Exercise prompt
Leave out the pictures; transcribe all else exactly.

Record set
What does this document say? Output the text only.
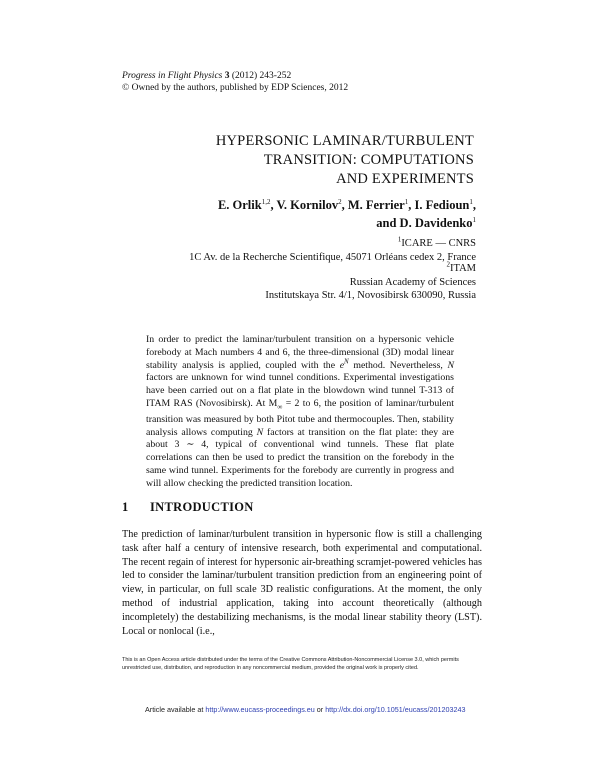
Progress in Flight Physics 3 (2012) 243-252
© Owned by the authors, published by EDP Sciences, 2012
HYPERSONIC LAMINAR/TURBULENT
TRANSITION: COMPUTATIONS
AND EXPERIMENTS
E. Orlik$^{1,2}$, V. Kornilov$^2$, M. Ferrier$^1$, I. Fedioun$^1$,
and D. Davidenko$^1$
$^1$ICARE — CNRS
1C Av. de la Recherche Scientifique, 45071 Orléans cedex 2, France
$^2$ITAM
Russian Academy of Sciences
Institutskaya Str. 4/1, Novosibirsk 630090, Russia
In order to predict the laminar/turbulent transition on a hypersonic vehicle forebody at Mach numbers 4 and 6, the three-dimensional (3D) modal linear stability analysis is applied, coupled with the $e^N$ method. Nevertheless, N factors are unknown for wind tunnel conditions. Experimental investigations have been carried out on a flat plate in the blowdown wind tunnel T-313 of ITAM RAS (Novosibirsk). At $M_\infty = 2$ to 6, the position of laminar/turbulent transition was measured by both Pitot tube and thermocouples. Then, stability analysis allows computing N factors at transition on the flat plate: they are about 3 ∼ 4, typical of conventional wind tunnels. These flat plate correlations can then be used to predict the transition on the forebody in the same wind tunnel. Experiments for the forebody are currently in progress and will allow checking the predicted transition location.
1 INTRODUCTION
The prediction of laminar/turbulent transition in hypersonic flow is still a challenging task after half a century of intensive research, both experimental and computational. The recent regain of interest for hypersonic air-breathing scramjet-powered vehicles has led to consider the laminar/turbulent transition prediction from an engineering point of view, in particular, on full scale 3D realistic configurations. At the moment, the only method of industrial application, taking into account theoretically (although incompletely) the destabilizing mechanisms, is the modal linear stability theory (LST). Local or nonlocal (i.e.,
This is an Open Access article distributed under the terms of the Creative Commons Attribution-Noncommercial License 3.0, which permits unrestricted use, distribution, and reproduction in any noncommercial medium, provided the original work is properly cited.
Article available at http://www.eucass-proceedings.eu or http://dx.doi.org/10.1051/eucass/201203243
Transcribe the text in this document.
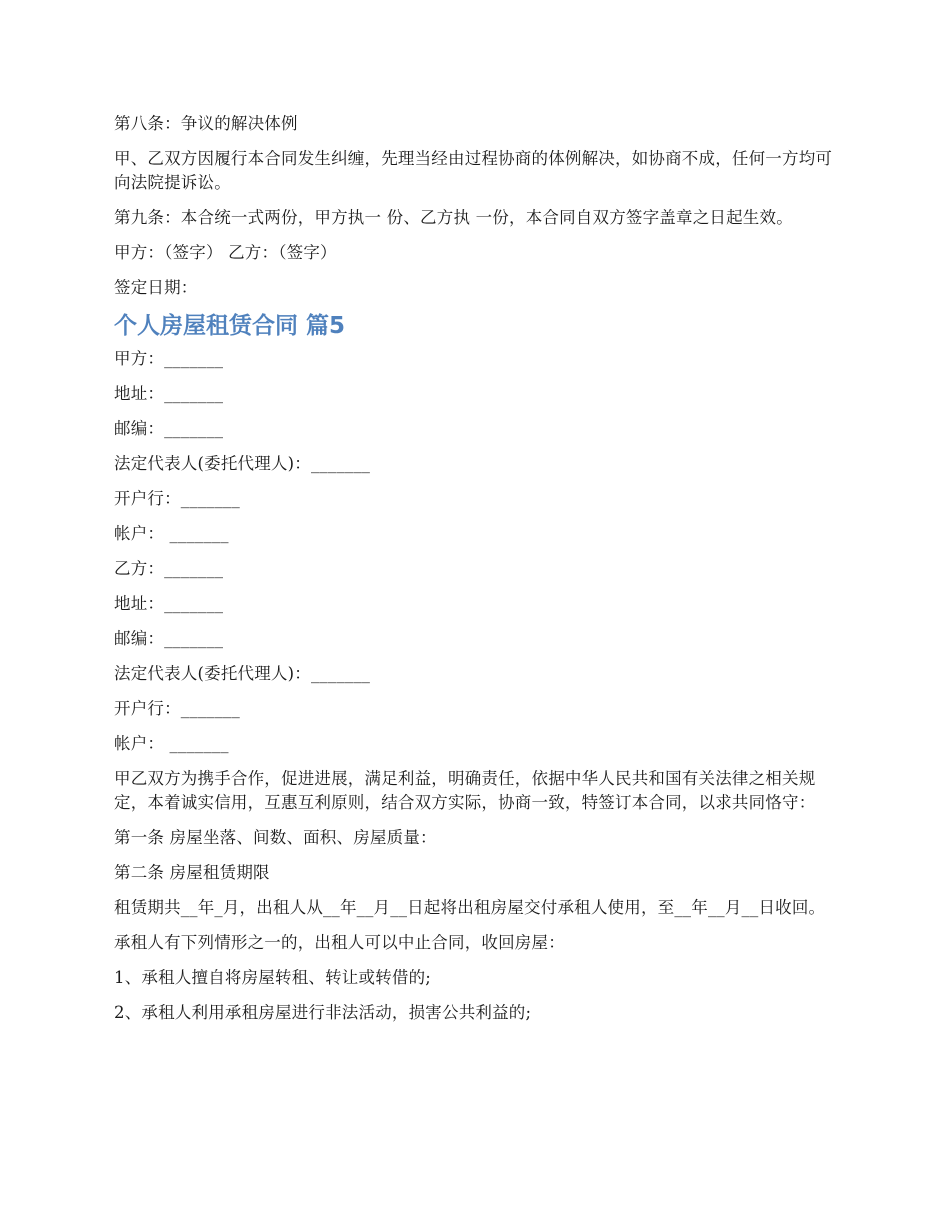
第八条：争议的解决体例

甲、乙双方因履行本合同发生纠缠，先理当经由过程协商的体例解决，如协商不成，任何一方均可向法院提诉讼。

第九条：本合统一式两份，甲方执一 份、乙方执 一份，本合同自双方签字盖章之日起生效。

甲方：（签字） 乙方：（签字）

签定日期：

个人房屋租赁合同 篇5

甲方：_______

地址：_______

邮编：_______

法定代表人(委托代理人)：_______

开户行：_______

帐户： _______

乙方：_______

地址：_______

邮编：_______

法定代表人(委托代理人)：_______

开户行：_______

帐户： _______

甲乙双方为携手合作，促进进展，满足利益，明确责任，依据中华人民共和国有关法律之相关规定，本着诚实信用，互惠互利原则，结合双方实际，协商一致，特签订本合同，以求共同恪守：

第一条 房屋坐落、间数、面积、房屋质量：

第二条 房屋租赁期限

租赁期共__年_月，出租人从__年__月__日起将出租房屋交付承租人使用，至__年__月__日收回。

承租人有下列情形之一的，出租人可以中止合同，收回房屋：

1、承租人擅自将房屋转租、转让或转借的;

2、承租人利用承租房屋进行非法活动，损害公共利益的;
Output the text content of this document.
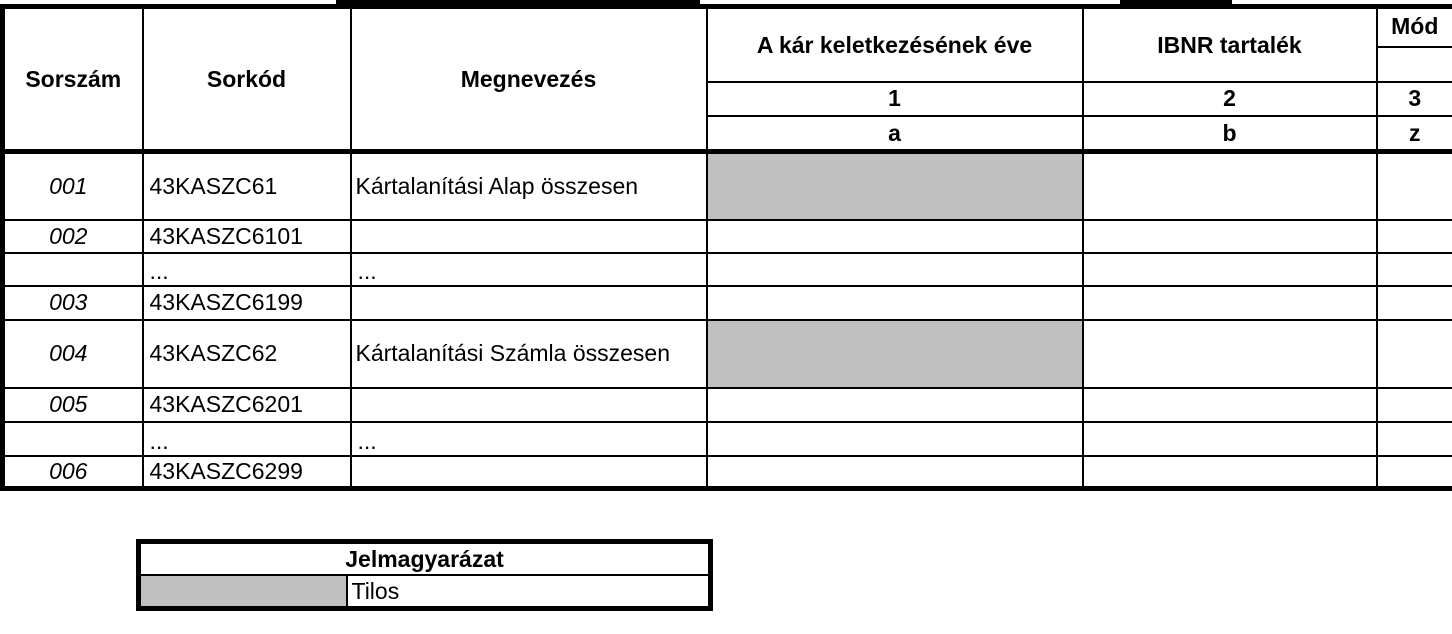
Sorszám	Sorkód	Megnevezés	A kár keletkezésének éve	IBNR tartalék	Mód

			1	2	3
			a	b	z
001	43KASZC61	Kártalanítási Alap összesen			
002	43KASZC6101				
	...	...			
003	43KASZC6199				
004	43KASZC62	Kártalanítási Számla összesen			
005	43KASZC6201				
	...	...			
006	43KASZC6299				
Jelmagyarázat
	Tilos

Answer to the exercise
What does this document say? Output the text only.
Progress in Flight Physics 3 (2012) 243-252
© Owned by the authors, published by EDP Sciences, 2012
HYPERSONIC LAMINAR/TURBULENT
TRANSITION: COMPUTATIONS
AND EXPERIMENTS
E. Orlik$^{1,2}$, V. Kornilov$^2$, M. Ferrier$^1$, I. Fedioun$^1$,
and D. Davidenko$^1$
$^1$ICARE — CNRS
1C Av. de la Recherche Scientifique, 45071 Orléans cedex 2, France
$^2$ITAM
Russian Academy of Sciences
Institutskaya Str. 4/1, Novosibirsk 630090, Russia
In order to predict the laminar/turbulent transition on a hypersonic vehicle forebody at Mach numbers 4 and 6, the three-dimensional (3D) modal linear stability analysis is applied, coupled with the $e^N$ method. Nevertheless, N factors are unknown for wind tunnel conditions. Experimental investigations have been carried out on a flat plate in the blowdown wind tunnel T-313 of ITAM RAS (Novosibirsk). At $M_\infty = 2$ to 6, the position of laminar/turbulent transition was measured by both Pitot tube and thermocouples. Then, stability analysis allows computing N factors at transition on the flat plate: they are about 3 ∼ 4, typical of conventional wind tunnels. These flat plate correlations can then be used to predict the transition on the forebody in the same wind tunnel. Experiments for the forebody are currently in progress and will allow checking the predicted transition location.
1 INTRODUCTION
The prediction of laminar/turbulent transition in hypersonic flow is still a challenging task after half a century of intensive research, both experimental and computational. The recent regain of interest for hypersonic air-breathing scramjet-powered vehicles has led to consider the laminar/turbulent transition prediction from an engineering point of view, in particular, on full scale 3D realistic configurations. At the moment, the only method of industrial application, taking into account theoretically (although incompletely) the destabilizing mechanisms, is the modal linear stability theory (LST). Local or nonlocal (i.e.,
This is an Open Access article distributed under the terms of the Creative Commons Attribution-Noncommercial License 3.0, which permits unrestricted use, distribution, and reproduction in any noncommercial medium, provided the original work is properly cited.
Article available at http://www.eucass-proceedings.eu or http://dx.doi.org/10.1051/eucass/201203243
Transcribe the text in this document.
第八条：争议的解决体例

甲、乙双方因履行本合同发生纠缠，先理当经由过程协商的体例解决，如协商不成，任何一方均可向法院提诉讼。

第九条：本合统一式两份，甲方执一 份、乙方执 一份，本合同自双方签字盖章之日起生效。

甲方：（签字） 乙方：（签字）

签定日期：

个人房屋租赁合同 篇5

甲方：_______

地址：_______

邮编：_______

法定代表人(委托代理人)：_______

开户行：_______

帐户： _______

乙方：_______

地址：_______

邮编：_______

法定代表人(委托代理人)：_______

开户行：_______

帐户： _______

甲乙双方为携手合作，促进进展，满足利益，明确责任，依据中华人民共和国有关法律之相关规定，本着诚实信用，互惠互利原则，结合双方实际，协商一致，特签订本合同，以求共同恪守：

第一条 房屋坐落、间数、面积、房屋质量：

第二条 房屋租赁期限

租赁期共__年_月，出租人从__年__月__日起将出租房屋交付承租人使用，至__年__月__日收回。

承租人有下列情形之一的，出租人可以中止合同，收回房屋：

1、承租人擅自将房屋转租、转让或转借的;

2、承租人利用承租房屋进行非法活动，损害公共利益的;
Output the text content of this document.
Sorszám	Sorkód	Megnevezés	A kár keletkezésének éve	IBNR tartalék	Mód

			1	2	3
			a	b	z
001	43KASZC61	Kártalanítási Alap összesen			
002	43KASZC6101				
	...	...			
003	43KASZC6199				
004	43KASZC62	Kártalanítási Számla összesen			
005	43KASZC6201				
	...	...			
006	43KASZC6299				
Jelmagyarázat
	Tilos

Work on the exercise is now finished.